- **Rows from a dataset**
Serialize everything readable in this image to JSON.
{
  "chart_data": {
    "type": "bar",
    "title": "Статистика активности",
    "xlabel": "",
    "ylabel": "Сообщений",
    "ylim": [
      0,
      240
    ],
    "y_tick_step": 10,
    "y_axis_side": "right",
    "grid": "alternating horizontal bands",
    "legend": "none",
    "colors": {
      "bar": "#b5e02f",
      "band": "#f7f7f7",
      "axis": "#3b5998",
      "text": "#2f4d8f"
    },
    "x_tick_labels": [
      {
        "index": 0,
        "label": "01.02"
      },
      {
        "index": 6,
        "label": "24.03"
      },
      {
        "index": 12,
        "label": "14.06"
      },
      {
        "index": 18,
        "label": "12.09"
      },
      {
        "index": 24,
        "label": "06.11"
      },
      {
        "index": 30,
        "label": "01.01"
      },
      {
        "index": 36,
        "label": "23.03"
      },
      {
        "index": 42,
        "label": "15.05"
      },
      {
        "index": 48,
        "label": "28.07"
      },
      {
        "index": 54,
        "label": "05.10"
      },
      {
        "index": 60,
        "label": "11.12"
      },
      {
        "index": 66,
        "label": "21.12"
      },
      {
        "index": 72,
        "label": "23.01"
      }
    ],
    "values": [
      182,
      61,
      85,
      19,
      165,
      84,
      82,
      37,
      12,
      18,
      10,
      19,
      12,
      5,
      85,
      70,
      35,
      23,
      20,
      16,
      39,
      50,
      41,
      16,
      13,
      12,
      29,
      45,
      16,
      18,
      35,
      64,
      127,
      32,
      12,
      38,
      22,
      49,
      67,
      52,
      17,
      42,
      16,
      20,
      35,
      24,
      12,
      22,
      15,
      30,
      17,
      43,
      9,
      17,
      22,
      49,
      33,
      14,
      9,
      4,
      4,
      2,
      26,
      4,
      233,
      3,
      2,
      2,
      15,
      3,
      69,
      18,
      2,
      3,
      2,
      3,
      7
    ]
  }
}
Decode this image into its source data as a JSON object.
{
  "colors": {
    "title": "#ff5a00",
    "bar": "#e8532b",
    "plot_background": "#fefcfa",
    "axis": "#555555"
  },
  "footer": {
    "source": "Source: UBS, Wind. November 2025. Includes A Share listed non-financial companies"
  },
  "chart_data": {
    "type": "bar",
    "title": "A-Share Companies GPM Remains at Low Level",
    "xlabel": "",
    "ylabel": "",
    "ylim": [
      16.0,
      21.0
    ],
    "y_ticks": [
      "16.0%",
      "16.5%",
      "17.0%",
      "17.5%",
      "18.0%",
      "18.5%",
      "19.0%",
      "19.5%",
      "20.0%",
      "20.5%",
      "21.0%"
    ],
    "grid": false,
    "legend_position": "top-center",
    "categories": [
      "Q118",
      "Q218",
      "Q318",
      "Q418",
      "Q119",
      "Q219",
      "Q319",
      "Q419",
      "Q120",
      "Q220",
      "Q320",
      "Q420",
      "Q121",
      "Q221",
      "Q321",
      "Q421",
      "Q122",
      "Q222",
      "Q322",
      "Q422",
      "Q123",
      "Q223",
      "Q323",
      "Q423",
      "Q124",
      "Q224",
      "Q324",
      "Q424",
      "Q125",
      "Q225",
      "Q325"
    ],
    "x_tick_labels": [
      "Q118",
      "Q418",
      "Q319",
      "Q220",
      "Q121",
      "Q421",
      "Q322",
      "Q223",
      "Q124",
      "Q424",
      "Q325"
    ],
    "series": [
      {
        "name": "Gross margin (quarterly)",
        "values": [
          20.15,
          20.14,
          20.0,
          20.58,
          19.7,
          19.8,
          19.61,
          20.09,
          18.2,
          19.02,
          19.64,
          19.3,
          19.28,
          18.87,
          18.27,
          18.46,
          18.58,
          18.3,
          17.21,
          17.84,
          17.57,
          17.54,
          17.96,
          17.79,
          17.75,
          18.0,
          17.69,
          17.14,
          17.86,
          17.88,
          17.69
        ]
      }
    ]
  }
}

- **Stated exercise**
Every entry in the listing must be retyped exactly.

- **Solution**
Serialize everything readable in this image to JSON.
{
  "chart_data": {
    "type": "bar",
    "title": "Статистика активности",
    "xlabel": "",
    "ylabel": "Сообщений",
    "ylim": [
      0,
      240
    ],
    "y_tick_step": 10,
    "y_axis_side": "right",
    "grid": "alternating horizontal bands",
    "legend": "none",
    "colors": {
      "bar": "#b5e02f",
      "band": "#f7f7f7",
      "axis": "#3b5998",
      "text": "#2f4d8f"
    },
    "x_tick_labels": [
      {
        "index": 0,
        "label": "01.02"
      },
      {
        "index": 6,
        "label": "24.03"
      },
      {
        "index": 12,
        "label": "14.06"
      },
      {
        "index": 18,
        "label": "12.09"
      },
      {
        "index": 24,
        "label": "06.11"
      },
      {
        "index": 30,
        "label": "01.01"
      },
      {
        "index": 36,
        "label": "23.03"
      },
      {
        "index": 42,
        "label": "15.05"
      },
      {
        "index": 48,
        "label": "28.07"
      },
      {
        "index": 54,
        "label": "05.10"
      },
      {
        "index": 60,
        "label": "11.12"
      },
      {
        "index": 66,
        "label": "21.12"
      },
      {
        "index": 72,
        "label": "23.01"
      }
    ],
    "values": [
      182,
      61,
      85,
      19,
      165,
      84,
      82,
      37,
      12,
      18,
      10,
      19,
      12,
      5,
      85,
      70,
      35,
      23,
      20,
      16,
      39,
      50,
      41,
      16,
      13,
      12,
      29,
      45,
      16,
      18,
      35,
      64,
      127,
      32,
      12,
      38,
      22,
      49,
      67,
      52,
      17,
      42,
      16,
      20,
      35,
      24,
      12,
      22,
      15,
      30,
      17,
      43,
      9,
      17,
      22,
      49,
      33,
      14,
      9,
      4,
      4,
      2,
      26,
      4,
      233,
      3,
      2,
      2,
      15,
      3,
      69,
      18,
      2,
      3,
      2,
      3,
      7
    ]
  }
}
Decode this image into its source data as a JSON object.
{
  "colors": {
    "title": "#ff5a00",
    "bar": "#e8532b",
    "plot_background": "#fefcfa",
    "axis": "#555555"
  },
  "footer": {
    "source": "Source: UBS, Wind. November 2025. Includes A Share listed non-financial companies"
  },
  "chart_data": {
    "type": "bar",
    "title": "A-Share Companies GPM Remains at Low Level",
    "xlabel": "",
    "ylabel": "",
    "ylim": [
      16.0,
      21.0
    ],
    "y_ticks": [
      "16.0%",
      "16.5%",
      "17.0%",
      "17.5%",
      "18.0%",
      "18.5%",
      "19.0%",
      "19.5%",
      "20.0%",
      "20.5%",
      "21.0%"
    ],
    "grid": false,
    "legend_position": "top-center",
    "categories": [
      "Q118",
      "Q218",
      "Q318",
      "Q418",
      "Q119",
      "Q219",
      "Q319",
      "Q419",
      "Q120",
      "Q220",
      "Q320",
      "Q420",
      "Q121",
      "Q221",
      "Q321",
      "Q421",
      "Q122",
      "Q222",
      "Q322",
      "Q422",
      "Q123",
      "Q223",
      "Q323",
      "Q423",
      "Q124",
      "Q224",
      "Q324",
      "Q424",
      "Q125",
      "Q225",
      "Q325"
    ],
    "x_tick_labels": [
      "Q118",
      "Q418",
      "Q319",
      "Q220",
      "Q121",
      "Q421",
      "Q322",
      "Q223",
      "Q124",
      "Q424",
      "Q325"
    ],
    "series": [
      {
        "name": "Gross margin (quarterly)",
        "values": [
          20.15,
          20.14,
          20.0,
          20.58,
          19.7,
          19.8,
          19.61,
          20.09,
          18.2,
          19.02,
          19.64,
          19.3,
          19.28,
          18.87,
          18.27,
          18.46,
          18.58,
          18.3,
          17.21,
          17.84,
          17.57,
          17.54,
          17.96,
          17.79,
          17.75,
          18.0,
          17.69,
          17.14,
          17.86,
          17.88,
          17.69
        ]
      }
    ]
  }
}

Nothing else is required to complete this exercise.